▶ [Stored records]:
★ ★ ★

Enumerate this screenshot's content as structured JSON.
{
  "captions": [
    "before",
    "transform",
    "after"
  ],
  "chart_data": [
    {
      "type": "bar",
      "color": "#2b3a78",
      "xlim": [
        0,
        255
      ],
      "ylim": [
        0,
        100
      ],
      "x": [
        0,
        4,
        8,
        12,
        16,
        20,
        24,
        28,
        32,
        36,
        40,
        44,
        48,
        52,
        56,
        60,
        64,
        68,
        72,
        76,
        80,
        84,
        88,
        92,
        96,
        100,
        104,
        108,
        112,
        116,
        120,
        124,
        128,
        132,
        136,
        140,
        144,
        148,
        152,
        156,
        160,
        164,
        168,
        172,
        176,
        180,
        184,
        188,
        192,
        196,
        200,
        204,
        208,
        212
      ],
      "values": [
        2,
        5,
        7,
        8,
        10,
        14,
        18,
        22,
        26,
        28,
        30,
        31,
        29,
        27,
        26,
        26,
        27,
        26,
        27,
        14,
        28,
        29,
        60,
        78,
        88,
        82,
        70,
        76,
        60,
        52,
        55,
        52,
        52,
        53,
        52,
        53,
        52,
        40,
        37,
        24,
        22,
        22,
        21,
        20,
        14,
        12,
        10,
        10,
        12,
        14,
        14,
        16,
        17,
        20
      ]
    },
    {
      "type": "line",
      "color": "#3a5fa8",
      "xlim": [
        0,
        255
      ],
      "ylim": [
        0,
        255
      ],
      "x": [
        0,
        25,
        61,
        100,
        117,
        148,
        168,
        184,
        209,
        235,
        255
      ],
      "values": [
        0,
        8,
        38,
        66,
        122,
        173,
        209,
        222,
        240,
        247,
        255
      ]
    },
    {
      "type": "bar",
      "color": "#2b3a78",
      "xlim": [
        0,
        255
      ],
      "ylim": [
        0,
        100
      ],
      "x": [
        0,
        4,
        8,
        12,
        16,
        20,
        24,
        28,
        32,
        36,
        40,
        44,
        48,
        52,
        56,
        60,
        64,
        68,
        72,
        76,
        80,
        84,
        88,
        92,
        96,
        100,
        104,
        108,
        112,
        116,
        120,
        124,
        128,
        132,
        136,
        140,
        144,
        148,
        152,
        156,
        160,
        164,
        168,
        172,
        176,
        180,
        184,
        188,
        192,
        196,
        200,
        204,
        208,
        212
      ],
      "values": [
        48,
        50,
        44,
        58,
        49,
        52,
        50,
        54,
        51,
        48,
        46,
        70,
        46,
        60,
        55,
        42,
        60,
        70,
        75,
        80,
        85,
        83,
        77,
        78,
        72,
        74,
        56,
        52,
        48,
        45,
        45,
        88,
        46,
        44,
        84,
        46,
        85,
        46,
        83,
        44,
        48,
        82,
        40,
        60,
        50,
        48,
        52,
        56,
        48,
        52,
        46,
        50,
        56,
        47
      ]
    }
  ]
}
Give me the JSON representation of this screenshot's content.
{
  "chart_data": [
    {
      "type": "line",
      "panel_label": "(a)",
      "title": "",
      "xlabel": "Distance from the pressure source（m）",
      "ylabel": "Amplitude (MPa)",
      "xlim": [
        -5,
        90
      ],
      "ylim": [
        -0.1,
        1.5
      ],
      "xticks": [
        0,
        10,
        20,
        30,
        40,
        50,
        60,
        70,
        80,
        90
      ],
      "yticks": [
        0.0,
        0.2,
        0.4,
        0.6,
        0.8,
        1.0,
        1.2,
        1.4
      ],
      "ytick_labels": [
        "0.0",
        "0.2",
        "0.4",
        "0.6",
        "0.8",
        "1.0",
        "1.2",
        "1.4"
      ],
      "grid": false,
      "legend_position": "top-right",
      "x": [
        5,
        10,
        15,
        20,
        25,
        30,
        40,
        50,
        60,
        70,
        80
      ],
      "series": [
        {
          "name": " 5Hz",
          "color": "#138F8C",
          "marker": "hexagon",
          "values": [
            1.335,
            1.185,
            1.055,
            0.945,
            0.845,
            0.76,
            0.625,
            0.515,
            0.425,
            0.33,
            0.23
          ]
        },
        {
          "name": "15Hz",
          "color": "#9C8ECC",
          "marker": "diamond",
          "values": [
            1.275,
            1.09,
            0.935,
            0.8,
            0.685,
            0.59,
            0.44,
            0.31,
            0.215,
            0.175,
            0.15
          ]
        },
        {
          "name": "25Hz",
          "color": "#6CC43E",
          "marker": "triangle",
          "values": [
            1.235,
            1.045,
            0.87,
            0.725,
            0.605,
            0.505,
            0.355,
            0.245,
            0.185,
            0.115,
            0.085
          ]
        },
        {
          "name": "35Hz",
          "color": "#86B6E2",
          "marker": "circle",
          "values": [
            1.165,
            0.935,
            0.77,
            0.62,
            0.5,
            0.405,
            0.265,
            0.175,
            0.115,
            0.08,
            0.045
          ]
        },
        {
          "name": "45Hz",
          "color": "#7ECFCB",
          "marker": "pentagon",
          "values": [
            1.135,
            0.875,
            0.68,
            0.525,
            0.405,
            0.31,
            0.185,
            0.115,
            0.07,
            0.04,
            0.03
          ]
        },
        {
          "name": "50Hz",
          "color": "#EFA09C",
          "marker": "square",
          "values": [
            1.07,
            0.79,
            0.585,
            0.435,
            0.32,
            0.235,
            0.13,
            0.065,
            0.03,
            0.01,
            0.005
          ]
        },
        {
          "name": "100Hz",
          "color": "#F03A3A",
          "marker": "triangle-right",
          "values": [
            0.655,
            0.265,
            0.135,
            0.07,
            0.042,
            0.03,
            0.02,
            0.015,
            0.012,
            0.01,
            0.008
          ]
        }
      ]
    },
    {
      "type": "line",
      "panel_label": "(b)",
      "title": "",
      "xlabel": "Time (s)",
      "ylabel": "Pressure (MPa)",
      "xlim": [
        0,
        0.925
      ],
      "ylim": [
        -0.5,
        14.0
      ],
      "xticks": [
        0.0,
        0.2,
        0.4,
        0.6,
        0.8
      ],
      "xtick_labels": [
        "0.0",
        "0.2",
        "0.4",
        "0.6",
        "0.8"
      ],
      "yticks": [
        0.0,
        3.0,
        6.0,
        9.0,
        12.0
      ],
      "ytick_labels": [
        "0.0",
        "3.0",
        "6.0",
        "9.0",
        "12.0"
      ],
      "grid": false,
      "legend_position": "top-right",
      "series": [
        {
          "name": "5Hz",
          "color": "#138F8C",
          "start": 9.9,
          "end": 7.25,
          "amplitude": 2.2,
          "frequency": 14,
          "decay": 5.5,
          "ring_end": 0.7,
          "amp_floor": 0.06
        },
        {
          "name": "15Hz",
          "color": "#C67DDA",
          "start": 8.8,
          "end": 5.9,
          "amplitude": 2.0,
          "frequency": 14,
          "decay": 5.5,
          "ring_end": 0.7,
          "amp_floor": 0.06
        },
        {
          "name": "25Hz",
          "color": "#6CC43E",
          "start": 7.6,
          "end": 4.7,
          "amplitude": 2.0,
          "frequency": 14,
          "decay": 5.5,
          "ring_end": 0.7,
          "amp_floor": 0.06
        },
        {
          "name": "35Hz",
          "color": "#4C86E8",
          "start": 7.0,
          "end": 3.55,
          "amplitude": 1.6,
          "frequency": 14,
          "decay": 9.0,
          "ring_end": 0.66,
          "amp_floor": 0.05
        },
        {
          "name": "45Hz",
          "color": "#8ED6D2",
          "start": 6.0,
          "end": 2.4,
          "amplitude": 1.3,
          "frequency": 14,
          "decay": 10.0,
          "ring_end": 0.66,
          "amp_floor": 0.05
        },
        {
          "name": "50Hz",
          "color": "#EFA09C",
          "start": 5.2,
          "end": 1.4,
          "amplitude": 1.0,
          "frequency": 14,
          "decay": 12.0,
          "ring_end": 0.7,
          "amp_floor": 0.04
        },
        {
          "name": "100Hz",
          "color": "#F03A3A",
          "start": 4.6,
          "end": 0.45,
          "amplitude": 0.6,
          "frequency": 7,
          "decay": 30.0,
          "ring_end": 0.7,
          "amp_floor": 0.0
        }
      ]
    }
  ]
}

★ ★ ★

▶ [Set problem]: Check every line of the material for the string "marker" and give the number of lines that have it, without anything else.

▶ [Written answer]: 7